__TASK BRIEF__. Make an exact copy of all the material below, apart from the pictures.

__DATASET EXTRACT__.
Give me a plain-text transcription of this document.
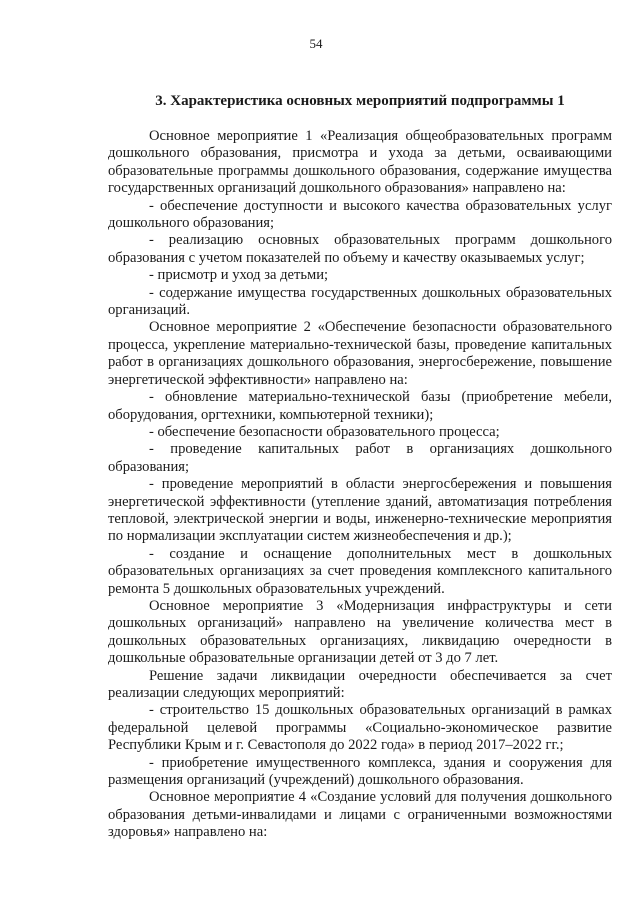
54
3. Характеристика основных мероприятий подпрограммы 1

Основное мероприятие 1 «Реализация общеобразовательных программ дошкольного образования, присмотра и ухода за детьми, осваивающими образовательные программы дошкольного образования, содержание имущества государственных организаций дошкольного образования» направлено на:

- обеспечение доступности и высокого качества образовательных услуг дошкольного образования;

- реализацию основных образовательных программ дошкольного образования с учетом показателей по объему и качеству оказываемых услуг;

- присмотр и уход за детьми;

- содержание имущества государственных дошкольных образовательных организаций.

Основное мероприятие 2 «Обеспечение безопасности образовательного процесса, укрепление материально-технической базы, проведение капитальных работ в организациях дошкольного образования, энергосбережение, повышение энергетической эффективности» направлено на:

- обновление материально-технической базы (приобретение мебели, оборудования, оргтехники, компьютерной техники);

- обеспечение безопасности образовательного процесса;

- проведение капитальных работ в организациях дошкольного образования;

- проведение мероприятий в области энергосбережения и повышения энергетической эффективности (утепление зданий, автоматизация потребления тепловой, электрической энергии и воды, инженерно-технические мероприятия по нормализации эксплуатации систем жизнеобеспечения и др.);

- создание и оснащение дополнительных мест в дошкольных образовательных организациях за счет проведения комплексного капитального ремонта 5 дошкольных образовательных учреждений.

Основное мероприятие 3 «Модернизация инфраструктуры и сети дошкольных организаций» направлено на увеличение количества мест в дошкольных образовательных организациях, ликвидацию очередности в дошкольные образовательные организации детей от 3 до 7 лет.

Решение задачи ликвидации очередности обеспечивается за счет реализации следующих мероприятий:

- строительство 15 дошкольных образовательных организаций в рамках федеральной целевой программы «Социально-экономическое развитие Республики Крым и г. Севастополя до 2022 года» в период 2017–2022 гг.;

- приобретение имущественного комплекса, здания и сооружения для размещения организаций (учреждений) дошкольного образования.

Основное мероприятие 4 «Создание условий для получения дошкольного образования детьми-инвалидами и лицами с ограниченными возможностями здоровья» направлено на:
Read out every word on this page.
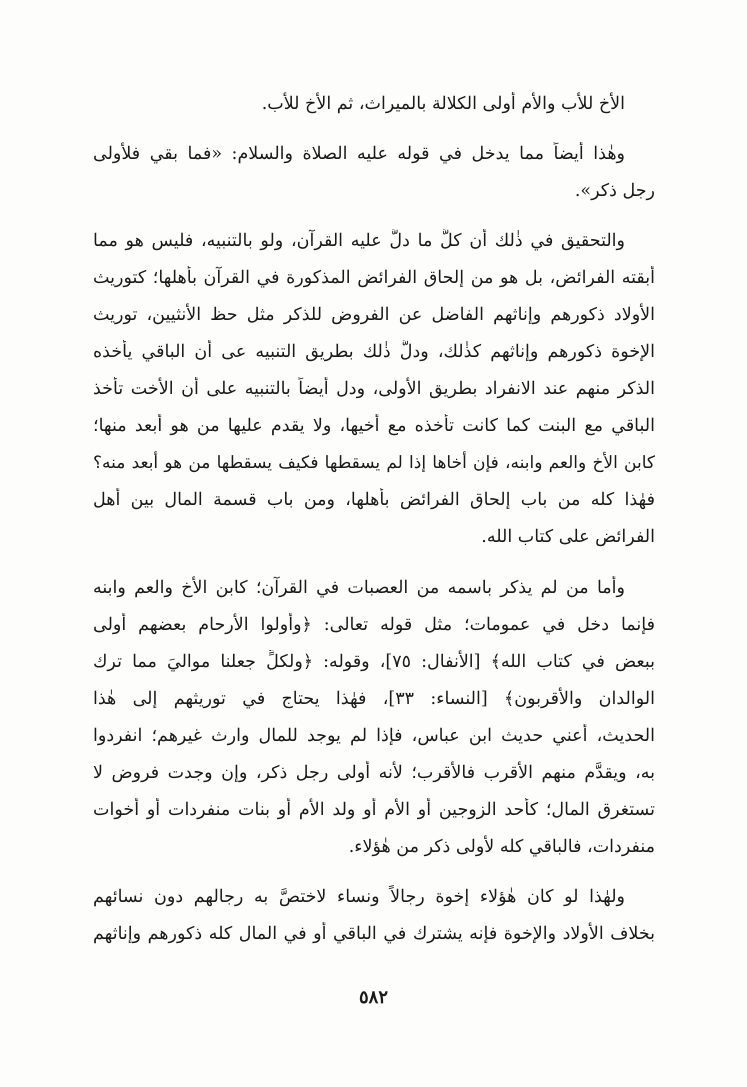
الأخ للأب والأم أولى الكلالة بالميراث، ثم الأخ للأب.
وهٰذا أيضاً مما يدخل في قوله عليه الصلاة والسلام: «فما بقي فلأولى
رجل ذكر».
والتحقيق في ذٰلك أن كلَّ ما دلَّ عليه القرآن، ولو بالتنبيه، فليس هو مما
أبقته الفرائض، بل هو من إلحاق الفرائض المذكورة في القرآن بأهلها؛ كتوريث
الأولاد ذكورهم وإناثهم الفاضل عن الفروض للذكر مثل حظ الأنثيين، توريث
الإخوة ذكورهم وإناثهم كذٰلك، ودلَّ ذٰلك بطريق التنبيه عى أن الباقي يأخذه
الذكر منهم عند الانفراد بطريق الأولى، ودل أيضاً بالتنبيه على أن الأخت تأخذ
الباقي مع البنت كما كانت تأخذه مع أخيها، ولا يقدم عليها من هو أبعد منها؛
كابن الأخ والعم وابنه، فإن أخاها إذا لم يسقطها فكيف يسقطها من هو أبعد منه؟
فهٰذا كله من باب إلحاق الفرائض بأهلها، ومن باب قسمة المال بين أهل
الفرائض على كتاب الله.
وأما من لم يذكر باسمه من العصبات في القرآن؛ كابن الأخ والعم وابنه
فإنما دخل في عمومات؛ مثل قوله تعالى: ﴿وأولوا الأرحام بعضهم أولى
ببعض في كتاب الله﴾ [الأنفال: ٧٥]، وقوله: ﴿ولكلٍّ جعلنا مواليَ مما ترك
الوالدان والأقربون﴾ [النساء: ٣٣]، فهٰذا يحتاج في توريثهم إلى هٰذا
الحديث، أعني حديث ابن عباس، فإذا لم يوجد للمال وارث غيرهم؛ انفردوا
به، ويقدَّم منهم الأقرب فالأقرب؛ لأنه أولى رجل ذكر، وإن وجدت فروض لا
تستغرق المال؛ كأحد الزوجين أو الأم أو ولد الأم أو بنات منفردات أو أخوات
منفردات، فالباقي كله لأولى ذكر من هٰؤلاء.
ولهٰذا لو كان هٰؤلاء إخوة رجالاً ونساء لاختصَّ به رجالهم دون نسائهم
بخلاف الأولاد والإخوة فإنه يشترك في الباقي أو في المال كله ذكورهم وإناثهم
٥٨٢
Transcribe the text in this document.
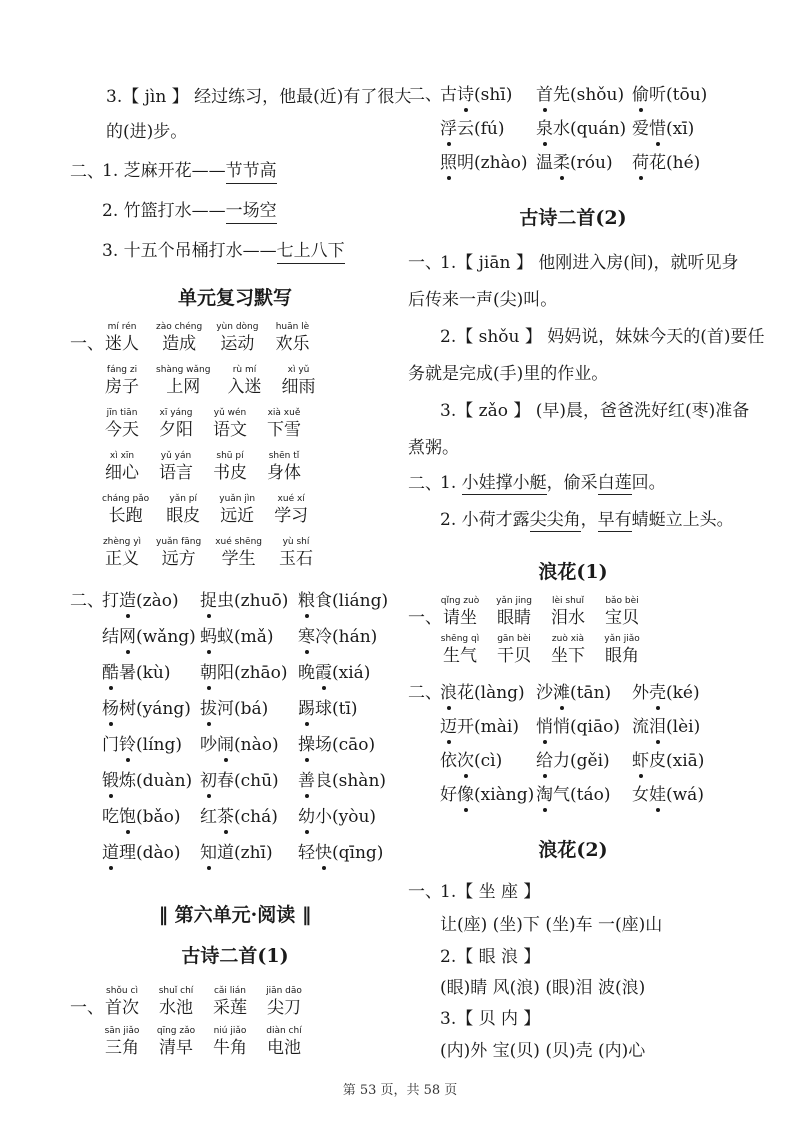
3.【 jìn 】 经过练习，他最(近)有了很大
的(进)步。
二、1. 芝麻开花——节节高
2. 竹篮打水——一场空
3. 十五个吊桶打水——七上八下
单元复习默写
一、
mí rén
迷人
zào chéng
造成
yùn dòng
运动
huān lè
欢乐
fáng zi
房子
shàng wǎng
上网
rù mí
入迷
xì yǔ
细雨
jīn tiān
今天
xī yáng
夕阳
yǔ wén
语文
xià xuě
下雪
xì xīn
细心
yǔ yán
语言
shū pí
书皮
shēn tǐ
身体
cháng pǎo
长跑
yǎn pí
眼皮
yuǎn jìn
远近
xué xí
学习
zhèng yì
正义
yuǎn fāng
远方
xué shēng
学生
yù shí
玉石
二、打造(zào) 捉虫(zhuō) 粮食(liáng)
结网(wǎng) 蚂蚁(mǎ) 寒冷(hán)
酷暑(kù) 朝阳(zhāo) 晚霞(xiá)
杨树(yáng) 拔河(bá) 踢球(tī)
门铃(líng) 吵闹(nào) 操场(cāo)
锻炼(duàn) 初春(chū) 善良(shàn)
吃饱(bǎo) 红茶(chá) 幼小(yòu)
道理(dào) 知道(zhī) 轻快(qīng)
‖ 第六单元·阅读 ‖
古诗二首(1)
一、
shǒu cì
首次
shuǐ chí
水池
cǎi lián
采莲
jiān dāo
尖刀
sān jiǎo
三角
qīng zǎo
清早
niú jiǎo
牛角
diàn chí
电池
二、古诗(shī) 首先(shǒu) 偷听(tōu)
浮云(fú) 泉水(quán) 爱惜(xī)
照明(zhào) 温柔(róu) 荷花(hé)
古诗二首(2)
一、1.【 jiān 】 他刚进入房(间)，就听见身
后传来一声(尖)叫。
2.【 shǒu 】 妈妈说，妹妹今天的(首)要任
务就是完成(手)里的作业。
3.【 zǎo 】 (早)晨，爸爸洗好红(枣)准备
煮粥。
二、1. 小娃撑小艇，偷采白莲回。
2. 小荷才露尖尖角，早有蜻蜓立上头。
浪花(1)
一、
qǐng zuò
请坐
yǎn jing
眼睛
lèi shuǐ
泪水
bǎo bèi
宝贝
shēng qì
生气
gān bèi
干贝
zuò xià
坐下
yǎn jiǎo
眼角
二、浪花(làng) 沙滩(tān) 外壳(ké)
迈开(mài) 悄悄(qiāo) 流泪(lèi)
依次(cì) 给力(gěi) 虾皮(xiā)
好像(xiàng) 淘气(táo) 女娃(wá)
浪花(2)
一、1.【 坐 座 】
让(座) (坐)下 (坐)车 一(座)山
2.【 眼 浪 】
(眼)睛 风(浪) (眼)泪 波(浪)
3.【 贝 内 】
(内)外 宝(贝) (贝)壳 (内)心
第 53 页，共 58 页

__ANSWER__.
Give me a plain-text transcription of this document.
54
3. Характеристика основных мероприятий подпрограммы 1

Основное мероприятие 1 «Реализация общеобразовательных программ дошкольного образования, присмотра и ухода за детьми, осваивающими образовательные программы дошкольного образования, содержание имущества государственных организаций дошкольного образования» направлено на:

- обеспечение доступности и высокого качества образовательных услуг дошкольного образования;

- реализацию основных образовательных программ дошкольного образования с учетом показателей по объему и качеству оказываемых услуг;

- присмотр и уход за детьми;

- содержание имущества государственных дошкольных образовательных организаций.

Основное мероприятие 2 «Обеспечение безопасности образовательного процесса, укрепление материально-технической базы, проведение капитальных работ в организациях дошкольного образования, энергосбережение, повышение энергетической эффективности» направлено на:

- обновление материально-технической базы (приобретение мебели, оборудования, оргтехники, компьютерной техники);

- обеспечение безопасности образовательного процесса;

- проведение капитальных работ в организациях дошкольного образования;

- проведение мероприятий в области энергосбережения и повышения энергетической эффективности (утепление зданий, автоматизация потребления тепловой, электрической энергии и воды, инженерно-технические мероприятия по нормализации эксплуатации систем жизнеобеспечения и др.);

- создание и оснащение дополнительных мест в дошкольных образовательных организациях за счет проведения комплексного капитального ремонта 5 дошкольных образовательных учреждений.

Основное мероприятие 3 «Модернизация инфраструктуры и сети дошкольных организаций» направлено на увеличение количества мест в дошкольных образовательных организациях, ликвидацию очередности в дошкольные образовательные организации детей от 3 до 7 лет.

Решение задачи ликвидации очередности обеспечивается за счет реализации следующих мероприятий:

- строительство 15 дошкольных образовательных организаций в рамках федеральной целевой программы «Социально-экономическое развитие Республики Крым и г. Севастополя до 2022 года» в период 2017–2022 гг.;

- приобретение имущественного комплекса, здания и сооружения для размещения организаций (учреждений) дошкольного образования.

Основное мероприятие 4 «Создание условий для получения дошкольного образования детьми-инвалидами и лицами с ограниченными возможностями здоровья» направлено на:
Read out every word on this page.
الأخ للأب والأم أولى الكلالة بالميراث، ثم الأخ للأب.
وهٰذا أيضاً مما يدخل في قوله عليه الصلاة والسلام: «فما بقي فلأولى
رجل ذكر».
والتحقيق في ذٰلك أن كلَّ ما دلَّ عليه القرآن، ولو بالتنبيه، فليس هو مما
أبقته الفرائض، بل هو من إلحاق الفرائض المذكورة في القرآن بأهلها؛ كتوريث
الأولاد ذكورهم وإناثهم الفاضل عن الفروض للذكر مثل حظ الأنثيين، توريث
الإخوة ذكورهم وإناثهم كذٰلك، ودلَّ ذٰلك بطريق التنبيه عى أن الباقي يأخذه
الذكر منهم عند الانفراد بطريق الأولى، ودل أيضاً بالتنبيه على أن الأخت تأخذ
الباقي مع البنت كما كانت تأخذه مع أخيها، ولا يقدم عليها من هو أبعد منها؛
كابن الأخ والعم وابنه، فإن أخاها إذا لم يسقطها فكيف يسقطها من هو أبعد منه؟
فهٰذا كله من باب إلحاق الفرائض بأهلها، ومن باب قسمة المال بين أهل
الفرائض على كتاب الله.
وأما من لم يذكر باسمه من العصبات في القرآن؛ كابن الأخ والعم وابنه
فإنما دخل في عمومات؛ مثل قوله تعالى: ﴿وأولوا الأرحام بعضهم أولى
ببعض في كتاب الله﴾ [الأنفال: ٧٥]، وقوله: ﴿ولكلٍّ جعلنا مواليَ مما ترك
الوالدان والأقربون﴾ [النساء: ٣٣]، فهٰذا يحتاج في توريثهم إلى هٰذا
الحديث، أعني حديث ابن عباس، فإذا لم يوجد للمال وارث غيرهم؛ انفردوا
به، ويقدَّم منهم الأقرب فالأقرب؛ لأنه أولى رجل ذكر، وإن وجدت فروض لا
تستغرق المال؛ كأحد الزوجين أو الأم أو ولد الأم أو بنات منفردات أو أخوات
منفردات، فالباقي كله لأولى ذكر من هٰؤلاء.
ولهٰذا لو كان هٰؤلاء إخوة رجالاً ونساء لاختصَّ به رجالهم دون نسائهم
بخلاف الأولاد والإخوة فإنه يشترك في الباقي أو في المال كله ذكورهم وإناثهم
٥٨٢
Transcribe the text in this document.
3.【 jìn 】 经过练习，他最(近)有了很大
的(进)步。
二、1. 芝麻开花——节节高
2. 竹篮打水——一场空
3. 十五个吊桶打水——七上八下
单元复习默写
一、
mí rén
迷人
zào chéng
造成
yùn dòng
运动
huān lè
欢乐
fáng zi
房子
shàng wǎng
上网
rù mí
入迷
xì yǔ
细雨
jīn tiān
今天
xī yáng
夕阳
yǔ wén
语文
xià xuě
下雪
xì xīn
细心
yǔ yán
语言
shū pí
书皮
shēn tǐ
身体
cháng pǎo
长跑
yǎn pí
眼皮
yuǎn jìn
远近
xué xí
学习
zhèng yì
正义
yuǎn fāng
远方
xué shēng
学生
yù shí
玉石
二、打造(zào) 捉虫(zhuō) 粮食(liáng)
结网(wǎng) 蚂蚁(mǎ) 寒冷(hán)
酷暑(kù) 朝阳(zhāo) 晚霞(xiá)
杨树(yáng) 拔河(bá) 踢球(tī)
门铃(líng) 吵闹(nào) 操场(cāo)
锻炼(duàn) 初春(chū) 善良(shàn)
吃饱(bǎo) 红茶(chá) 幼小(yòu)
道理(dào) 知道(zhī) 轻快(qīng)
‖ 第六单元·阅读 ‖
古诗二首(1)
一、
shǒu cì
首次
shuǐ chí
水池
cǎi lián
采莲
jiān dāo
尖刀
sān jiǎo
三角
qīng zǎo
清早
niú jiǎo
牛角
diàn chí
电池
二、古诗(shī) 首先(shǒu) 偷听(tōu)
浮云(fú) 泉水(quán) 爱惜(xī)
照明(zhào) 温柔(róu) 荷花(hé)
古诗二首(2)
一、1.【 jiān 】 他刚进入房(间)，就听见身
后传来一声(尖)叫。
2.【 shǒu 】 妈妈说，妹妹今天的(首)要任
务就是完成(手)里的作业。
3.【 zǎo 】 (早)晨，爸爸洗好红(枣)准备
煮粥。
二、1. 小娃撑小艇，偷采白莲回。
2. 小荷才露尖尖角，早有蜻蜓立上头。
浪花(1)
一、
qǐng zuò
请坐
yǎn jing
眼睛
lèi shuǐ
泪水
bǎo bèi
宝贝
shēng qì
生气
gān bèi
干贝
zuò xià
坐下
yǎn jiǎo
眼角
二、浪花(làng) 沙滩(tān) 外壳(ké)
迈开(mài) 悄悄(qiāo) 流泪(lèi)
依次(cì) 给力(gěi) 虾皮(xiā)
好像(xiàng) 淘气(táo) 女娃(wá)
浪花(2)
一、1.【 坐 座 】
让(座) (坐)下 (坐)车 一(座)山
2.【 眼 浪 】
(眼)睛 风(浪) (眼)泪 波(浪)
3.【 贝 内 】
(内)外 宝(贝) (贝)壳 (内)心
第 53 页，共 58 页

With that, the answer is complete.